Problem to solve » Filter these entries, keeping only lines that hold the word "steps".

--- START OF Raw data ---

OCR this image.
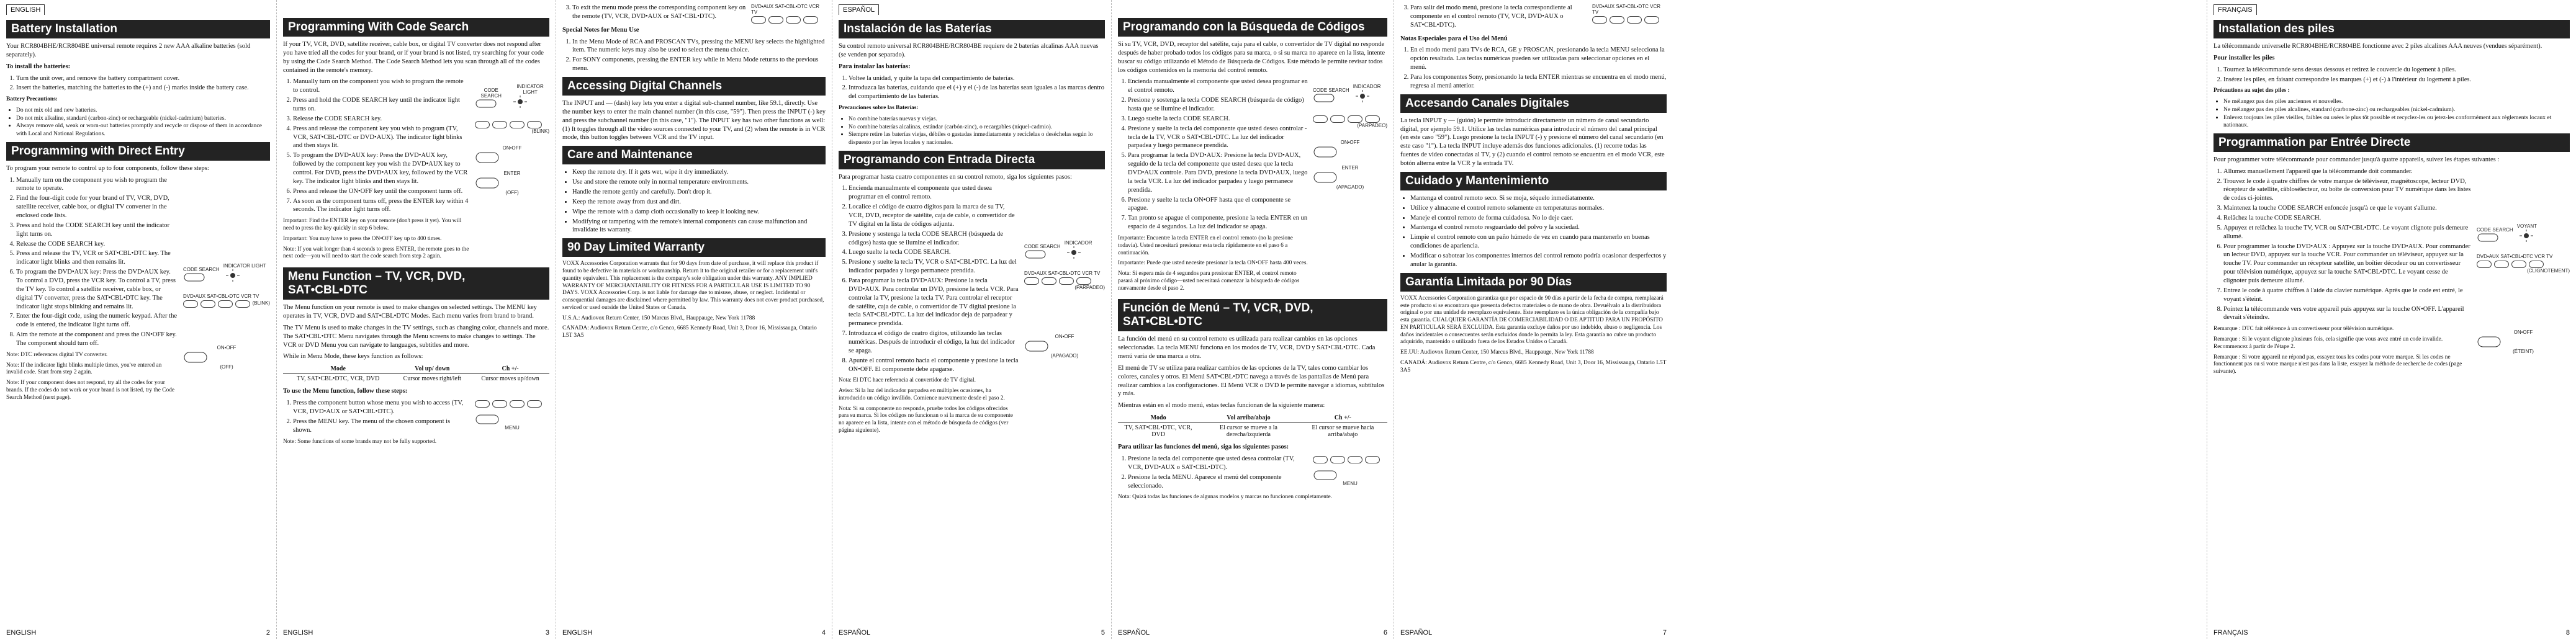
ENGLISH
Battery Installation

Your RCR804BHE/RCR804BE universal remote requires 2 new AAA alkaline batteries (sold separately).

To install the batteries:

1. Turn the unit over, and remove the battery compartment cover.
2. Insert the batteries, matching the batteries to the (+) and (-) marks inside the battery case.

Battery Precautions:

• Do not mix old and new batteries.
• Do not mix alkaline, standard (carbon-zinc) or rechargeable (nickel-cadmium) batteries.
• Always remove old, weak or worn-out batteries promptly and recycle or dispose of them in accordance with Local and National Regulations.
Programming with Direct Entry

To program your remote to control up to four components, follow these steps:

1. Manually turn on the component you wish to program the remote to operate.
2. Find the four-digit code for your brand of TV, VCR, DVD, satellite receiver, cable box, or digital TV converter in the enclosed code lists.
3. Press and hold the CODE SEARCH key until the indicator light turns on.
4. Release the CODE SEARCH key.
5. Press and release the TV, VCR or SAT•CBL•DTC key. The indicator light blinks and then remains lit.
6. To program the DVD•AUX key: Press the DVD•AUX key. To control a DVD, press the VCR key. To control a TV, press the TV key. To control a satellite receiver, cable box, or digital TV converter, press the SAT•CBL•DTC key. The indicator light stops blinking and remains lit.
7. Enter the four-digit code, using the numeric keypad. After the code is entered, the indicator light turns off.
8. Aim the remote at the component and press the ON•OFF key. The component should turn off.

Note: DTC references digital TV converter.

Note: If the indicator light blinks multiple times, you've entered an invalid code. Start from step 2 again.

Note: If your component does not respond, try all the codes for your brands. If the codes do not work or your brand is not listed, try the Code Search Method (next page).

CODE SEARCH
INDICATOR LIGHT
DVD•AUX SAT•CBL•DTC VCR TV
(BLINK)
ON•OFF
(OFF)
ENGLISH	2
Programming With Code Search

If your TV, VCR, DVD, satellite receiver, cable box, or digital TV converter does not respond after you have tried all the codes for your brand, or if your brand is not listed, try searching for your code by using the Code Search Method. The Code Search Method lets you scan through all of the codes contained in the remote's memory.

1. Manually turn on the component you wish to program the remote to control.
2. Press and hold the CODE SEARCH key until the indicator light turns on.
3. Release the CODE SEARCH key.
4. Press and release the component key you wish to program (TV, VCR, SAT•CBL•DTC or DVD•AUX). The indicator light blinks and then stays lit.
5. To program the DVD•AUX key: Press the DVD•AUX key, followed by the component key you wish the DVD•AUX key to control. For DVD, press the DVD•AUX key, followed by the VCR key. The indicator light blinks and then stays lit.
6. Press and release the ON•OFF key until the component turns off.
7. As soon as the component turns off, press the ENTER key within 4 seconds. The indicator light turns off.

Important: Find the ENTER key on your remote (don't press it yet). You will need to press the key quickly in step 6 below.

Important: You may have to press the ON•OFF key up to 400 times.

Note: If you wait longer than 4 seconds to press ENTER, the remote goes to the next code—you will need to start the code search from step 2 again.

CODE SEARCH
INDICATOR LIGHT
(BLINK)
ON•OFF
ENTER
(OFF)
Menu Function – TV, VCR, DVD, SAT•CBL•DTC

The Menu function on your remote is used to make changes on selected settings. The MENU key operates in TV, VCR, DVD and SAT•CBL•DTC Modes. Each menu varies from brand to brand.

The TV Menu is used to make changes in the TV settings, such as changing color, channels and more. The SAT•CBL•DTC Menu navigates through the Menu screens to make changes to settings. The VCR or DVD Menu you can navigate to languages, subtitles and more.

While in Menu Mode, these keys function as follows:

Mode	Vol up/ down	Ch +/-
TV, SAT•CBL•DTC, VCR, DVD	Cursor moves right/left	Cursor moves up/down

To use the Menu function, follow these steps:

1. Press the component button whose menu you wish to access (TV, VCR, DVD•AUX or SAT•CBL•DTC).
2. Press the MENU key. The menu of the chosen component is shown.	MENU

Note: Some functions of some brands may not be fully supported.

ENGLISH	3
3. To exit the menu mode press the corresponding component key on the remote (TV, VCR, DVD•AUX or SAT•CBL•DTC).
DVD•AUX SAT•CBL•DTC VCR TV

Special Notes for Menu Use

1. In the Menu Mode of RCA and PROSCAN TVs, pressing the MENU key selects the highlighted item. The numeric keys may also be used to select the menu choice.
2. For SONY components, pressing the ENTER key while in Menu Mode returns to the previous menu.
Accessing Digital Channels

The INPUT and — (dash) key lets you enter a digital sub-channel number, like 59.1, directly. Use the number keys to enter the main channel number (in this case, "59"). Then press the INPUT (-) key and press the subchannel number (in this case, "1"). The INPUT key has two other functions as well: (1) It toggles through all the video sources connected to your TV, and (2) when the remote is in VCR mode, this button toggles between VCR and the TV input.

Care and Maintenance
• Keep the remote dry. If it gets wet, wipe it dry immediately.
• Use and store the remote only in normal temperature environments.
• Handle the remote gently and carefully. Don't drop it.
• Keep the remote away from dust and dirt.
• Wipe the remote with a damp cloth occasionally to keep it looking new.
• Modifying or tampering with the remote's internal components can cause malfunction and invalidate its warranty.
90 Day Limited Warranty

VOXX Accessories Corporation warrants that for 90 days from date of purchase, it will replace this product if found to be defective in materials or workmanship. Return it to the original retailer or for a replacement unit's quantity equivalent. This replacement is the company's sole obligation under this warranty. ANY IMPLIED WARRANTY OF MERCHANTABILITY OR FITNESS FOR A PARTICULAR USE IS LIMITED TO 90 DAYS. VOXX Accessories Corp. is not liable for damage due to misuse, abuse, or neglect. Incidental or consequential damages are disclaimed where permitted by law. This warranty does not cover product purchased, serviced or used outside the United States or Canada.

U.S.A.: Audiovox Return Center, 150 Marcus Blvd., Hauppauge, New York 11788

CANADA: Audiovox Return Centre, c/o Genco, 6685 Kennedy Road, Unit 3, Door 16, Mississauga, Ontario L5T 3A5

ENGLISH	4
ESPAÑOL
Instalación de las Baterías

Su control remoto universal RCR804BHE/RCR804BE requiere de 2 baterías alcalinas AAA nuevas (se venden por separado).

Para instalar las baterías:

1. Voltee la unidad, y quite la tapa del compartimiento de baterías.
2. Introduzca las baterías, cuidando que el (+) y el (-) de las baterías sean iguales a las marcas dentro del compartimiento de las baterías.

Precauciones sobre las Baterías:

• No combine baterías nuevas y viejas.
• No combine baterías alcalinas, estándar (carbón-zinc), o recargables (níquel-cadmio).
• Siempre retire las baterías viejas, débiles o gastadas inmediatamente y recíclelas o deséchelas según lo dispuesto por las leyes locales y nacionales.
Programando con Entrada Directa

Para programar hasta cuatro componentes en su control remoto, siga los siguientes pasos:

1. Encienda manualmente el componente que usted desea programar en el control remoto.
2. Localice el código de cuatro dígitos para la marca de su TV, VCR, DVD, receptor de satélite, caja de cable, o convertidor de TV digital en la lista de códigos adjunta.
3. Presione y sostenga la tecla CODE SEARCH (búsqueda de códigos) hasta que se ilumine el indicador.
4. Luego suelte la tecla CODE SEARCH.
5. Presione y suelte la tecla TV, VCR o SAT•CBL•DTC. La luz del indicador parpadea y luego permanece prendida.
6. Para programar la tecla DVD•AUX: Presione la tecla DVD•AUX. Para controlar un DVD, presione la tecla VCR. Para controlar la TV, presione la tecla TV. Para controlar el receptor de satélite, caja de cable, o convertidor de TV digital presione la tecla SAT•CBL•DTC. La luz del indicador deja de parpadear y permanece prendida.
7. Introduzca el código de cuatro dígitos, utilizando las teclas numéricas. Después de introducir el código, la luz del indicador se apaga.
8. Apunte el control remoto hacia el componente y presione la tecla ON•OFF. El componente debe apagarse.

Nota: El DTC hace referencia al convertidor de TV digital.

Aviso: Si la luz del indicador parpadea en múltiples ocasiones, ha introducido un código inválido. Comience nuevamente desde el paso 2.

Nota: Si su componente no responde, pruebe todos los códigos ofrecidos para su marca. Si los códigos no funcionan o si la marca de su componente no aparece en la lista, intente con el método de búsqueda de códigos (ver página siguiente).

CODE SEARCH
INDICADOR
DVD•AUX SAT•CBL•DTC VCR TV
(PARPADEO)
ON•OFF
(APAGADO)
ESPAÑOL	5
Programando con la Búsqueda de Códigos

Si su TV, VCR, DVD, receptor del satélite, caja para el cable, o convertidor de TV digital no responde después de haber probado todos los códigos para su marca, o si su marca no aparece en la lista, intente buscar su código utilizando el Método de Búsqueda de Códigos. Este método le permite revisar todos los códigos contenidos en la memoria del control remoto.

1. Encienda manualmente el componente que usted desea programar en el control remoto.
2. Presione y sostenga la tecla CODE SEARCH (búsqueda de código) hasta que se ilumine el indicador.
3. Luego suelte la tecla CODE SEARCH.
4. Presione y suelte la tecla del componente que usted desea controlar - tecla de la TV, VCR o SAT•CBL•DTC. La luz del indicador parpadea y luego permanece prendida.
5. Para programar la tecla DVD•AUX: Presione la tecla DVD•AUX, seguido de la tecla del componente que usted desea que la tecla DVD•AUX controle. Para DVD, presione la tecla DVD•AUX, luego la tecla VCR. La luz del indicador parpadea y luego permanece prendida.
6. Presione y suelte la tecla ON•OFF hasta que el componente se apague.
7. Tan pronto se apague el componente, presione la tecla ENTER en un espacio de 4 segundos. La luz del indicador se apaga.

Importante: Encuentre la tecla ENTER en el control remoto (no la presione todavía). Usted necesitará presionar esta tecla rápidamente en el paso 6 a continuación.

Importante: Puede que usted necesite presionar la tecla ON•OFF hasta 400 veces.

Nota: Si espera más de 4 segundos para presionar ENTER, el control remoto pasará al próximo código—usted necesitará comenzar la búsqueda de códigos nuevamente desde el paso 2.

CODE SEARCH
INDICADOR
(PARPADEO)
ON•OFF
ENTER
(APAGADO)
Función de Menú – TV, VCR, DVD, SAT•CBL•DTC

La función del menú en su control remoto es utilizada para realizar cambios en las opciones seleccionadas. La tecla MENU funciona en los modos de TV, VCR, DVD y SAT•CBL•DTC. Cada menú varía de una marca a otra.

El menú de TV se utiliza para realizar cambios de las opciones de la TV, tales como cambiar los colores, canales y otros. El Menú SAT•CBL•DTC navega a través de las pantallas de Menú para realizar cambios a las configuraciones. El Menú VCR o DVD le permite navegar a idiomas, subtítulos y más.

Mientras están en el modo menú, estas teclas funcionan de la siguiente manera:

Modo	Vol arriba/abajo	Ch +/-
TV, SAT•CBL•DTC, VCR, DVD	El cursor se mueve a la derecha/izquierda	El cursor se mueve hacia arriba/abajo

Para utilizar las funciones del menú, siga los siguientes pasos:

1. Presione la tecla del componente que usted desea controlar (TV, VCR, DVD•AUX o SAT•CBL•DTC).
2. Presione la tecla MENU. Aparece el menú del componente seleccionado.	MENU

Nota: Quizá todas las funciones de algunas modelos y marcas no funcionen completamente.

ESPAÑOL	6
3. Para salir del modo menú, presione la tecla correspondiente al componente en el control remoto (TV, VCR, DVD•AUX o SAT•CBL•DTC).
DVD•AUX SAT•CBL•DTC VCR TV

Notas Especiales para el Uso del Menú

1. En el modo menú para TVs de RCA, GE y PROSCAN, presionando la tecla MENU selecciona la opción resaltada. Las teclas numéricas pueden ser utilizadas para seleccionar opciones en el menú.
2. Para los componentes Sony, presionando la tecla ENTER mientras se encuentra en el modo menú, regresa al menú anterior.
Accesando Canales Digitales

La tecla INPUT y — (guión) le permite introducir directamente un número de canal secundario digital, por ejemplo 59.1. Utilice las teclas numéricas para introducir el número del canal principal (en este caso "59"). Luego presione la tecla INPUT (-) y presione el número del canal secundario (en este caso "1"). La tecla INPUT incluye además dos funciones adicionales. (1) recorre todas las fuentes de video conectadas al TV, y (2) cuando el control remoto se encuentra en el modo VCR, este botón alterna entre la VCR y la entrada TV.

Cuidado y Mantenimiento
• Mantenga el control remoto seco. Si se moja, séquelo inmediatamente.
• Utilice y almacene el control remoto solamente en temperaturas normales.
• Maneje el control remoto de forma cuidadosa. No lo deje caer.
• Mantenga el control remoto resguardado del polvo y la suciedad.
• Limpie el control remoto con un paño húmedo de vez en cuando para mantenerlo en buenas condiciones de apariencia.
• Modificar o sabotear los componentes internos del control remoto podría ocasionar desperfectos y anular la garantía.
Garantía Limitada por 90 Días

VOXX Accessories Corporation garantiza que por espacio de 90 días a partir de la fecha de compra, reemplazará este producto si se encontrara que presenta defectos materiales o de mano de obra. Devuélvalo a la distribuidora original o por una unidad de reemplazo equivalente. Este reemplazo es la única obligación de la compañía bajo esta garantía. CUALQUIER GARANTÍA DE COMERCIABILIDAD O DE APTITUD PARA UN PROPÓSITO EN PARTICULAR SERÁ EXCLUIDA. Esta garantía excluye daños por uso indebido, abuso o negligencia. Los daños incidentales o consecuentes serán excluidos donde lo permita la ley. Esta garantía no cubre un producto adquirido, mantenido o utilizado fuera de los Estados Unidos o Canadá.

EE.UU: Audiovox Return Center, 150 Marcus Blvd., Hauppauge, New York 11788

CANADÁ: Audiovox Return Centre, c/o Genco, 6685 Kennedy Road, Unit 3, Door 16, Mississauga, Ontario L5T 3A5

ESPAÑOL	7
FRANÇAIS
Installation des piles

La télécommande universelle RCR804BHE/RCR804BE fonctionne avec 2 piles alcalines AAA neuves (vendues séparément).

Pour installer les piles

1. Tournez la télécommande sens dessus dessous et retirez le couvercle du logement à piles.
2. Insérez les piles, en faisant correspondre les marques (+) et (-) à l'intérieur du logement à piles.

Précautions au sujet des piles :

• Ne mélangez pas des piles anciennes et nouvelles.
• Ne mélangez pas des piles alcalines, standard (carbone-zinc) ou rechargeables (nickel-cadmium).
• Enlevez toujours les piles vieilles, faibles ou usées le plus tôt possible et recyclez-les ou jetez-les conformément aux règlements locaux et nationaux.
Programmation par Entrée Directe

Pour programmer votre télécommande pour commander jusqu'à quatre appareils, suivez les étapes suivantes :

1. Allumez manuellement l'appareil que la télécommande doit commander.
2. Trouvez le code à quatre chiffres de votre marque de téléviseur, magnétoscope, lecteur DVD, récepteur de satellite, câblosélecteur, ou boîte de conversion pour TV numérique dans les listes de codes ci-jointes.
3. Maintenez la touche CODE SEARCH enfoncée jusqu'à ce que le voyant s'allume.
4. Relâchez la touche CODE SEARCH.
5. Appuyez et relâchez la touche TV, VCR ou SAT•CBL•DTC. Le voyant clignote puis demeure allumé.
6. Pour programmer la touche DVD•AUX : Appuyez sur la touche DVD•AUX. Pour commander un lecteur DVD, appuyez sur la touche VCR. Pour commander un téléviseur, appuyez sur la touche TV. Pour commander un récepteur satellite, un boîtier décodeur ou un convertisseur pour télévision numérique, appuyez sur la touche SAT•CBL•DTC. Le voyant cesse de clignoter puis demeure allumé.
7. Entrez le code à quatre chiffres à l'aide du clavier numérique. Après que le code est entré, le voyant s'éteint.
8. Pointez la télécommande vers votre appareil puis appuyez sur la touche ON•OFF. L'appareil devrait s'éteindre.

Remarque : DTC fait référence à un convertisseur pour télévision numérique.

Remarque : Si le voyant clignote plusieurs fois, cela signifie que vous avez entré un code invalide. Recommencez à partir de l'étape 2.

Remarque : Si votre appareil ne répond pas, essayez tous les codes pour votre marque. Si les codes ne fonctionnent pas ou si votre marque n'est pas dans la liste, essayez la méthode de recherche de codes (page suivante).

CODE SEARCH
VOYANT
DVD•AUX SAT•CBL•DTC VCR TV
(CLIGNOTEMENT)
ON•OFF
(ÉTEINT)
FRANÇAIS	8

--- END OF Raw data ---
--- START OF Raw data ---

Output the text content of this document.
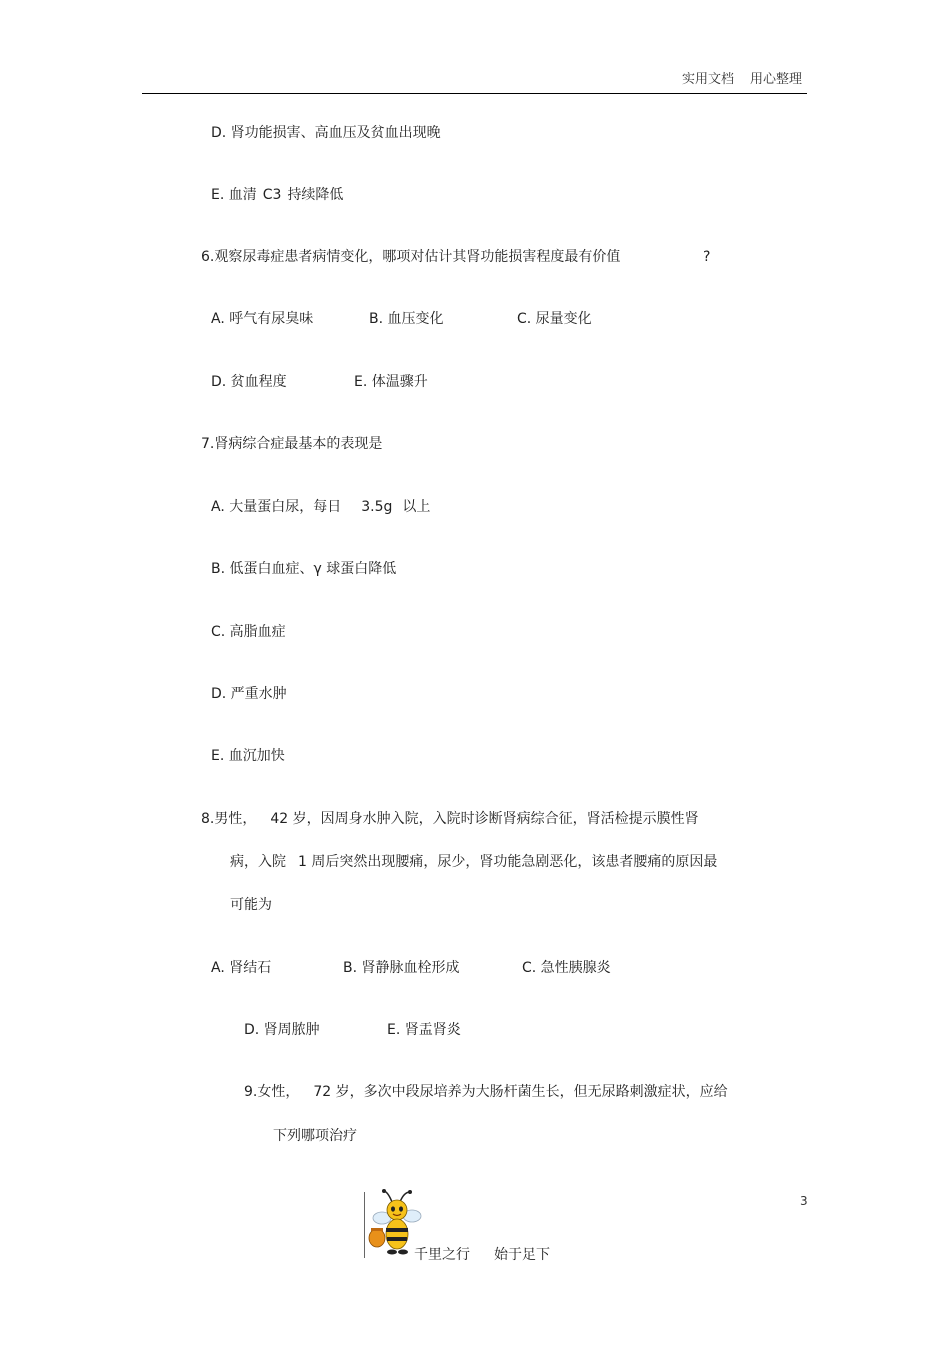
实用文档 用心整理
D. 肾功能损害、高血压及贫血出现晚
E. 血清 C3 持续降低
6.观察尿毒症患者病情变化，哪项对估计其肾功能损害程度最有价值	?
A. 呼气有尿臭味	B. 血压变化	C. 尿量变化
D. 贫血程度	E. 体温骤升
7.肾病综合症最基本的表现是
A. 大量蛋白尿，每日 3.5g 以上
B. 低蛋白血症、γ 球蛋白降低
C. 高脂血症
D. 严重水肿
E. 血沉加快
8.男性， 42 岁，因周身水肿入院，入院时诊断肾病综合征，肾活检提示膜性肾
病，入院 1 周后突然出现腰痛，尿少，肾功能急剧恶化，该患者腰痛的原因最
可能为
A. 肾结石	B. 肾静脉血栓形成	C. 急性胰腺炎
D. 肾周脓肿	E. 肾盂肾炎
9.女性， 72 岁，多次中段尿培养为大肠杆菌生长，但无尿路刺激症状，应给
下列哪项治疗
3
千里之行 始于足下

--- END OF Raw data ---

Answer to this task »
To program your remote to control up to four components, follow these steps:
To use the Menu function, follow these steps:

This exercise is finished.